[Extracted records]
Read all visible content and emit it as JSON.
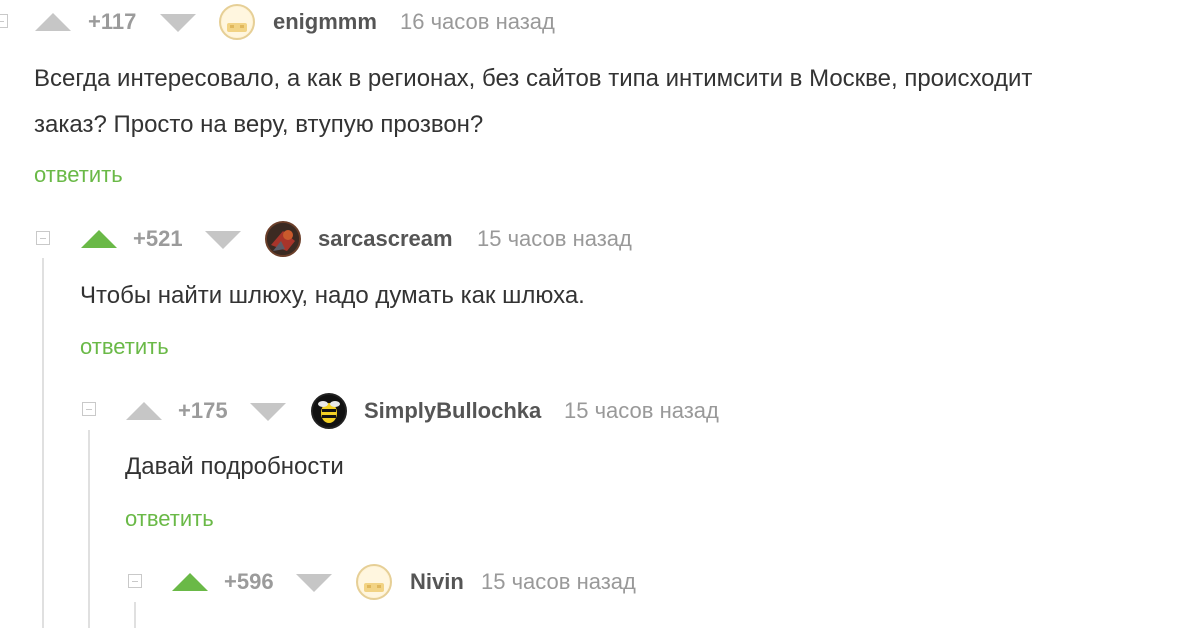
{
  "colors": {
    "upvote_active": "#6ab947",
    "vote_inactive": "#c6c6c6",
    "reply": "#6ab947"
  },
  "comments": [
    {
      "rating": "+117",
      "username": "enigmmm",
      "time": "16 часов назад",
      "text_line1": "Всегда интересовало, а как в регионах, без сайтов типа интимсити в Москве, происходит",
      "text_line2": "заказ? Просто на веру, втупую прозвон?",
      "reply": "ответить",
      "upvoted": false
    },
    {
      "rating": "+521",
      "username": "sarcascream",
      "time": "15 часов назад",
      "text": "Чтобы найти шлюху, надо думать как шлюха.",
      "reply": "ответить",
      "upvoted": true
    },
    {
      "rating": "+175",
      "username": "SimplyBullochka",
      "time": "15 часов назад",
      "text": "Давай подробности",
      "reply": "ответить",
      "upvoted": false
    },
    {
      "rating": "+596",
      "username": "Nivin",
      "time": "15 часов назад",
      "upvoted": true
    }
  ]
}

## SET PROBLEM
The records shown above are to be repeated exactly, with the pictures left out.

## EXERCISE ANSWER
Read all visible content and emit it as JSON.
{
  "colors": {
    "upvote_active": "#6ab947",
    "vote_inactive": "#c6c6c6",
    "reply": "#6ab947"
  },
  "comments": [
    {
      "rating": "+117",
      "username": "enigmmm",
      "time": "16 часов назад",
      "text_line1": "Всегда интересовало, а как в регионах, без сайтов типа интимсити в Москве, происходит",
      "text_line2": "заказ? Просто на веру, втупую прозвон?",
      "reply": "ответить",
      "upvoted": false
    },
    {
      "rating": "+521",
      "username": "sarcascream",
      "time": "15 часов назад",
      "text": "Чтобы найти шлюху, надо думать как шлюха.",
      "reply": "ответить",
      "upvoted": true
    },
    {
      "rating": "+175",
      "username": "SimplyBullochka",
      "time": "15 часов назад",
      "text": "Давай подробности",
      "reply": "ответить",
      "upvoted": false
    },
    {
      "rating": "+596",
      "username": "Nivin",
      "time": "15 часов назад",
      "upvoted": true
    }
  ]
}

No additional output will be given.